— start Extracted records —
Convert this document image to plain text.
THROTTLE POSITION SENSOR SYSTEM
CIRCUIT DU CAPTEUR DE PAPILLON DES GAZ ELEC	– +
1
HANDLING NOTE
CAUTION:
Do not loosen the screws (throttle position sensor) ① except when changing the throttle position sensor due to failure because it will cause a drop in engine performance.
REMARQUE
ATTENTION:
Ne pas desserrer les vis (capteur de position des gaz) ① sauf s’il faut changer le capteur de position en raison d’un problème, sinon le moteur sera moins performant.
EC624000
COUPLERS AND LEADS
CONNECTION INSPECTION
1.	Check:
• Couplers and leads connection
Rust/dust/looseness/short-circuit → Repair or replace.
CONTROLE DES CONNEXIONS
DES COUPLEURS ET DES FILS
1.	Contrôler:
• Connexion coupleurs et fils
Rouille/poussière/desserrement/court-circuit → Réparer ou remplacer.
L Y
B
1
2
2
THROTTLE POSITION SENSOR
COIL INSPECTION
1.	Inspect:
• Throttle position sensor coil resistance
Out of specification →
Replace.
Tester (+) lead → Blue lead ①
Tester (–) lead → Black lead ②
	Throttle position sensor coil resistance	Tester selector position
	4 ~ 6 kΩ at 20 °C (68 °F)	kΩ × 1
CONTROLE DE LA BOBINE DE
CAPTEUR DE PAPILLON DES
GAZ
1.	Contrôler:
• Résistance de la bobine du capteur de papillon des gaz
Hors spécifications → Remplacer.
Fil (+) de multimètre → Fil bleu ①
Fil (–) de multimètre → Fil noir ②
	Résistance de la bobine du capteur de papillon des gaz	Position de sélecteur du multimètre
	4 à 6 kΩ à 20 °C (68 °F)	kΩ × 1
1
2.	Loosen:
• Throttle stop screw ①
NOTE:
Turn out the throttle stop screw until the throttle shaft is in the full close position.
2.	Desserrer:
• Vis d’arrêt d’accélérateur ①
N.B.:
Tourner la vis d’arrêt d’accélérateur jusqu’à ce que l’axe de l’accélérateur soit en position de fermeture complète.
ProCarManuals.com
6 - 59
— end Extracted records —
» Your task
Transcribe every entry exactly.

» Exercise result
Convert this document image to plain text.
THROTTLE POSITION SENSOR SYSTEM
CIRCUIT DU CAPTEUR DE PAPILLON DES GAZ ELEC	– +
1
HANDLING NOTE
CAUTION:
Do not loosen the screws (throttle position sensor) ① except when changing the throttle position sensor due to failure because it will cause a drop in engine performance.
REMARQUE
ATTENTION:
Ne pas desserrer les vis (capteur de position des gaz) ① sauf s’il faut changer le capteur de position en raison d’un problème, sinon le moteur sera moins performant.
EC624000
COUPLERS AND LEADS
CONNECTION INSPECTION
1.	Check:
• Couplers and leads connection
Rust/dust/looseness/short-circuit → Repair or replace.
CONTROLE DES CONNEXIONS
DES COUPLEURS ET DES FILS
1.	Contrôler:
• Connexion coupleurs et fils
Rouille/poussière/desserrement/court-circuit → Réparer ou remplacer.
L Y
B
1
2
2
THROTTLE POSITION SENSOR
COIL INSPECTION
1.	Inspect:
• Throttle position sensor coil resistance
Out of specification →
Replace.
Tester (+) lead → Blue lead ①
Tester (–) lead → Black lead ②
	Throttle position sensor coil resistance	Tester selector position
	4 ~ 6 kΩ at 20 °C (68 °F)	kΩ × 1
CONTROLE DE LA BOBINE DE
CAPTEUR DE PAPILLON DES
GAZ
1.	Contrôler:
• Résistance de la bobine du capteur de papillon des gaz
Hors spécifications → Remplacer.
Fil (+) de multimètre → Fil bleu ①
Fil (–) de multimètre → Fil noir ②
	Résistance de la bobine du capteur de papillon des gaz	Position de sélecteur du multimètre
	4 à 6 kΩ à 20 °C (68 °F)	kΩ × 1
1
2.	Loosen:
• Throttle stop screw ①
NOTE:
Turn out the throttle stop screw until the throttle shaft is in the full close position.
2.	Desserrer:
• Vis d’arrêt d’accélérateur ①
N.B.:
Tourner la vis d’arrêt d’accélérateur jusqu’à ce que l’axe de l’accélérateur soit en position de fermeture complète.
ProCarManuals.com
6 - 59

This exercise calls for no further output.